**Aim:** Check each line of the records below and collect those that include the word "ylabel".

Begin Record list

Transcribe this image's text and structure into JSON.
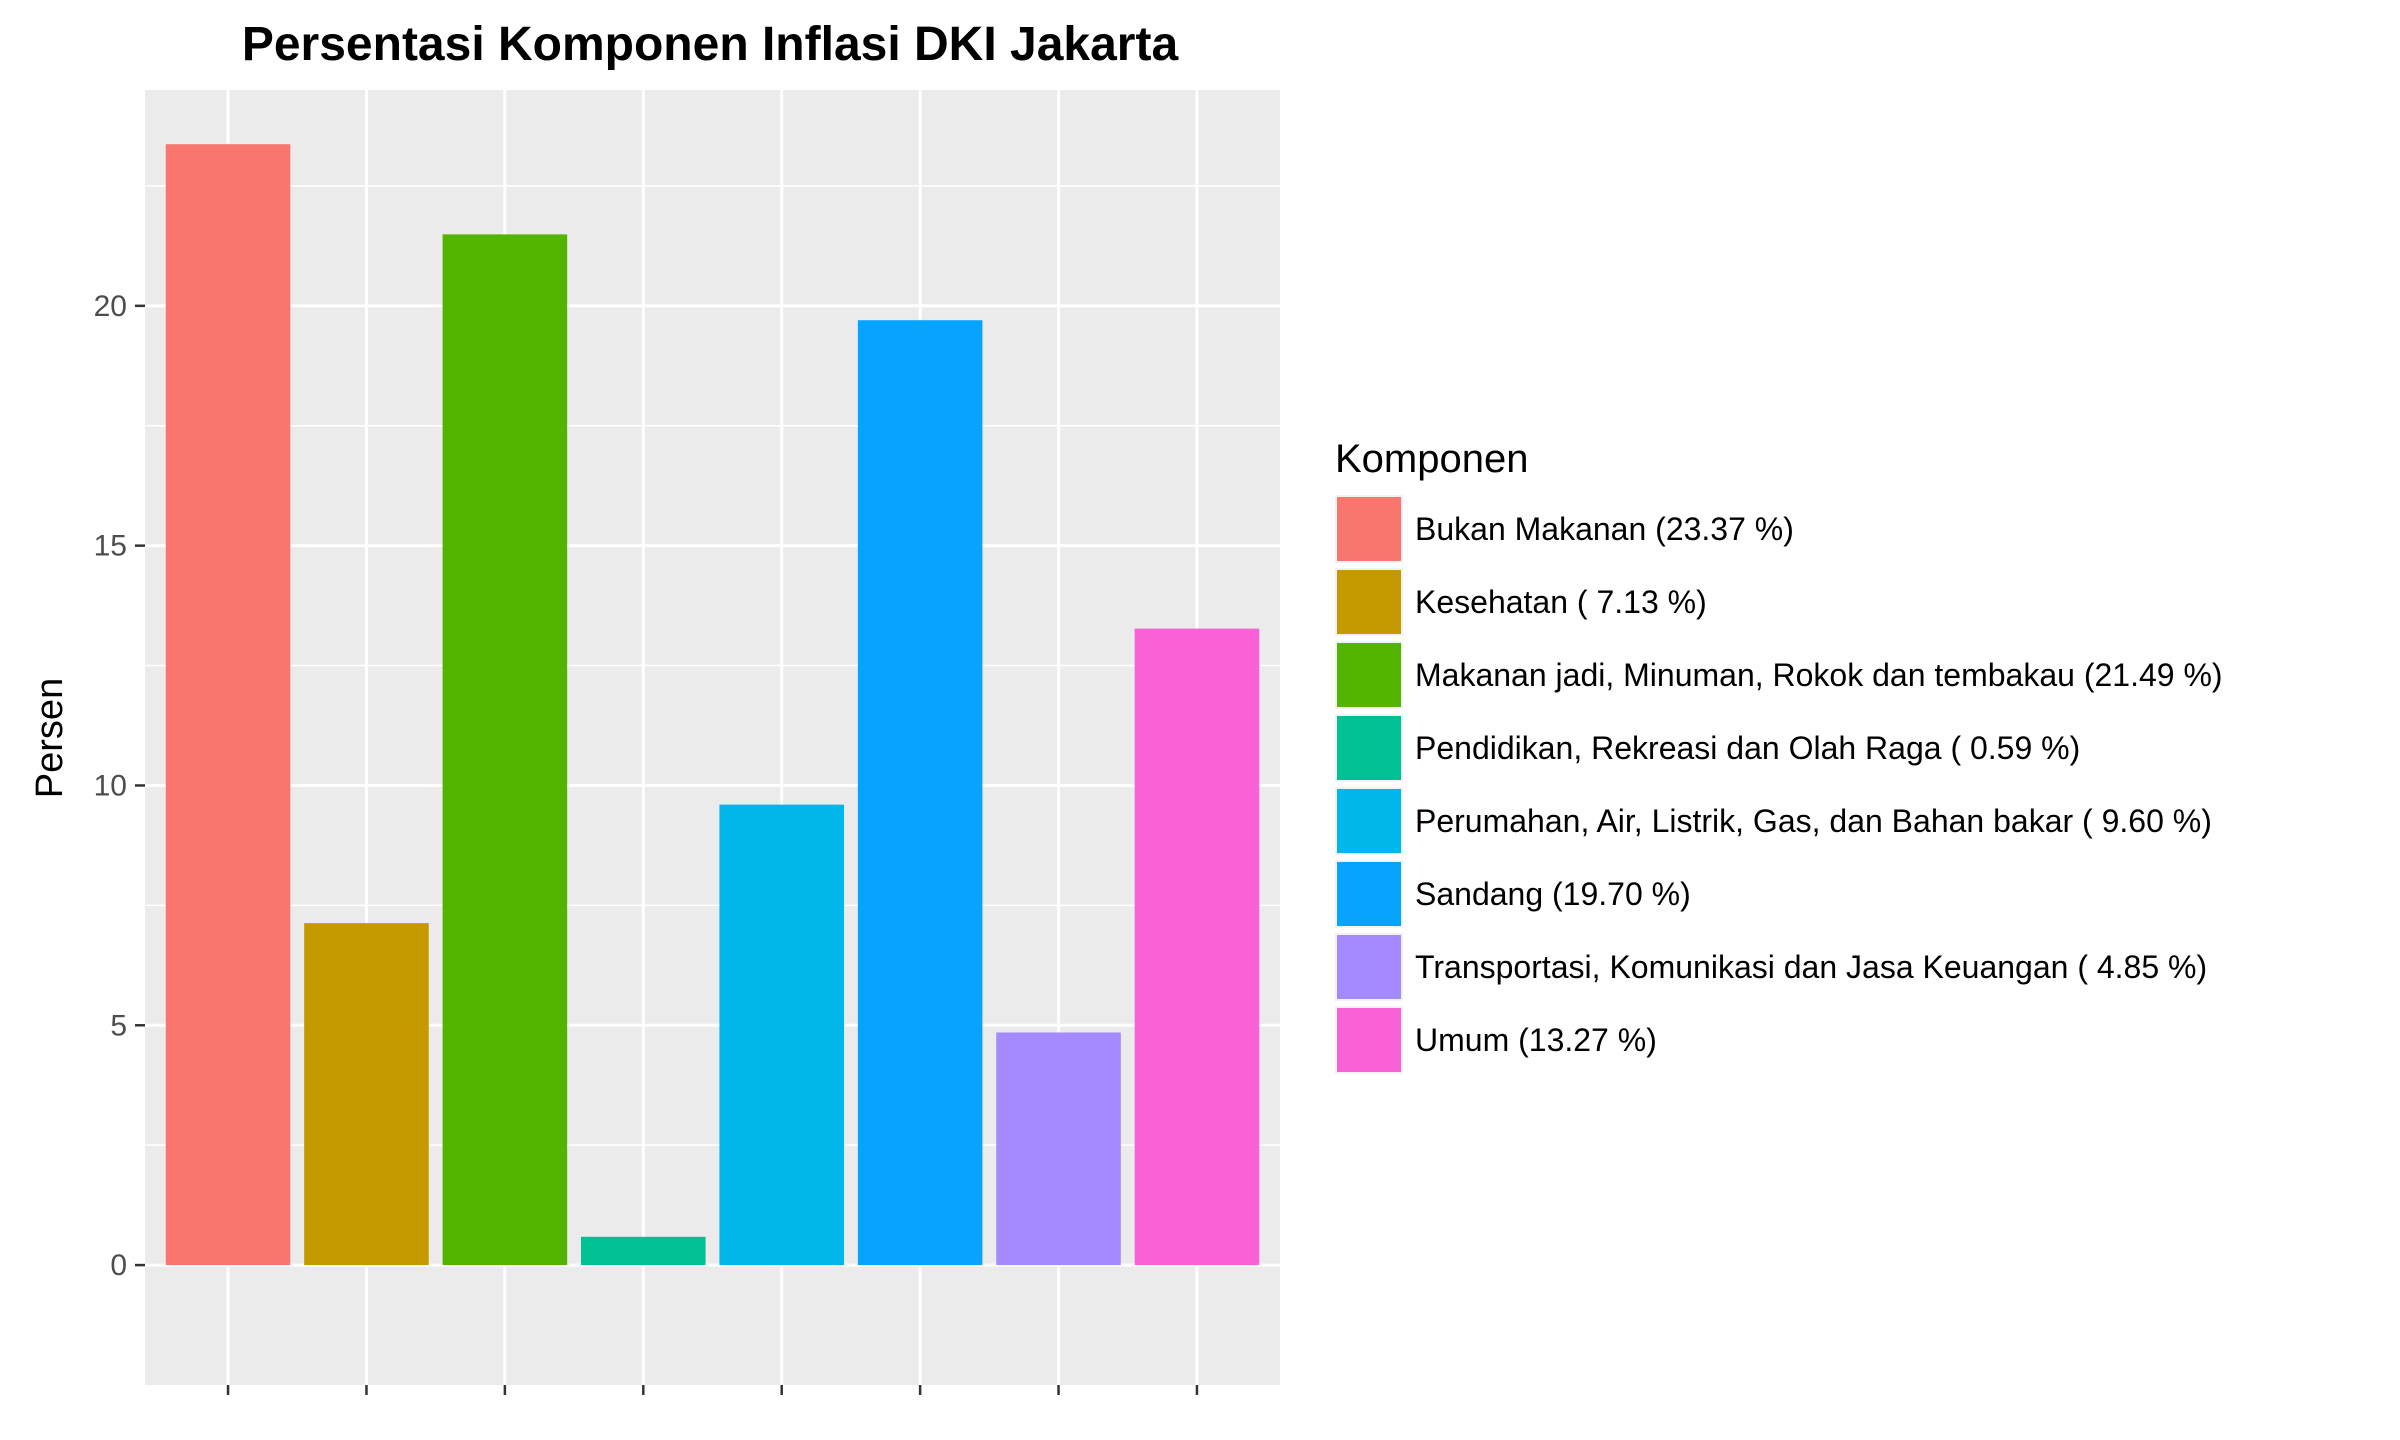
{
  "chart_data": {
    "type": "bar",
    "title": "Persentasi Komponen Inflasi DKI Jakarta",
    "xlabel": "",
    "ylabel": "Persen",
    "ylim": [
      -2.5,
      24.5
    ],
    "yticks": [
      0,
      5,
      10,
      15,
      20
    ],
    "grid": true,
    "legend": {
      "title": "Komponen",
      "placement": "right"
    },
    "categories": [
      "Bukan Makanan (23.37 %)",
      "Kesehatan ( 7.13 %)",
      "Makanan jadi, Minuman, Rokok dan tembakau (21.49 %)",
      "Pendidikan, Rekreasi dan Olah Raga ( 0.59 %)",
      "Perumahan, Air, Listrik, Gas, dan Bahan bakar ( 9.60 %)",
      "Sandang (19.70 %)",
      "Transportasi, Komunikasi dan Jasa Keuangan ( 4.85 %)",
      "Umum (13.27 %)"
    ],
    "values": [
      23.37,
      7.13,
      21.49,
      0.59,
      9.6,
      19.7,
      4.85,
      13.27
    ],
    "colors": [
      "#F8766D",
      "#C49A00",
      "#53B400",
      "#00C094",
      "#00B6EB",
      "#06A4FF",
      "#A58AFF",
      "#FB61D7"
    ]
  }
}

End Record list
Begin Record list

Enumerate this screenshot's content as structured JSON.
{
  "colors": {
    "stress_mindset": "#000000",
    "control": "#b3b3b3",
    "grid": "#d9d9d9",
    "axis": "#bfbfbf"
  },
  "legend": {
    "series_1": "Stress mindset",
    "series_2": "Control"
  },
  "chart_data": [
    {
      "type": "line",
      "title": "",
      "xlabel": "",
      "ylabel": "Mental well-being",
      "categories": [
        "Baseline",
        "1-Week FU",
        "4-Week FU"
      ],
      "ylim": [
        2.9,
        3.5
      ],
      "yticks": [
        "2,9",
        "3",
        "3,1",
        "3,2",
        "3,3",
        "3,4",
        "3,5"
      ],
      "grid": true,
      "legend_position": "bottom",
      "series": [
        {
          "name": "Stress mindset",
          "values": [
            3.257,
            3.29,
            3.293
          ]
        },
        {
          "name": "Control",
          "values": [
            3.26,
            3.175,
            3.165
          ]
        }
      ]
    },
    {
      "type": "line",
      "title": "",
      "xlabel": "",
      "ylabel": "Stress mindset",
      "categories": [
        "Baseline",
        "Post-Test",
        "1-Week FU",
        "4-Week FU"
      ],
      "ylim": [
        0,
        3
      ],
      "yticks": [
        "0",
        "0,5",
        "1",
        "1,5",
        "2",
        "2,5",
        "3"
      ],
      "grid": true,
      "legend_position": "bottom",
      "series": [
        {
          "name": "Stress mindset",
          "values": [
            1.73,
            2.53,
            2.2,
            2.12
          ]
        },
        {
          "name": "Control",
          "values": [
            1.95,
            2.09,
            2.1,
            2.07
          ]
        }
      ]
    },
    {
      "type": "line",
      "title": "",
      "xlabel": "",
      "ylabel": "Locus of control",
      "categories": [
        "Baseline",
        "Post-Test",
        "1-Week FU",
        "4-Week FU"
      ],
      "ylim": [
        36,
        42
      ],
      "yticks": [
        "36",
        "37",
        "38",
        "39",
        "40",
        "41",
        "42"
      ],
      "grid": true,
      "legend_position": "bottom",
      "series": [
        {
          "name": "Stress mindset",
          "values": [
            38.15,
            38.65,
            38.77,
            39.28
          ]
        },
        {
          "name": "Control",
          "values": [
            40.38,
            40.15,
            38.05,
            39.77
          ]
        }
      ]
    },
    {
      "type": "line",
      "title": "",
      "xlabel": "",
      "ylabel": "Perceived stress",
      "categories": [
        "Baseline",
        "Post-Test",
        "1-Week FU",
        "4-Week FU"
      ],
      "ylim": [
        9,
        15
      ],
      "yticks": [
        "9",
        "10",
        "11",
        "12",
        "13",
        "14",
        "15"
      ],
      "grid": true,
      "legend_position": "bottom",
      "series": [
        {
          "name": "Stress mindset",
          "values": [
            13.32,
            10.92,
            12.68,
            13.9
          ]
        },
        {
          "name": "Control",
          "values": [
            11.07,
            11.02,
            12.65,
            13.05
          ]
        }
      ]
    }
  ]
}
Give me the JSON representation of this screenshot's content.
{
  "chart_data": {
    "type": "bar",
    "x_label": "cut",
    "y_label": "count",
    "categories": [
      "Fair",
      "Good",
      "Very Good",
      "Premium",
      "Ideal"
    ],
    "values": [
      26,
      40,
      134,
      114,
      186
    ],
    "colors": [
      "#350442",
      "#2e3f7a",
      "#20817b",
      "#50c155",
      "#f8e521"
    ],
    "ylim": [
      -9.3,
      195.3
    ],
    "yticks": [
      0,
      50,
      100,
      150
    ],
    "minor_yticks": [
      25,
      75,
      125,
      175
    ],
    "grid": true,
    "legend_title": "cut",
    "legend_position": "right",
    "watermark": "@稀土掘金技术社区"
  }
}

End Record list

**Correct response:**
    "ylabel": "Persen",
      "ylabel": "Mental well-being",
      "ylabel": "Stress mindset",
      "ylabel": "Locus of control",
      "ylabel": "Perceived stress",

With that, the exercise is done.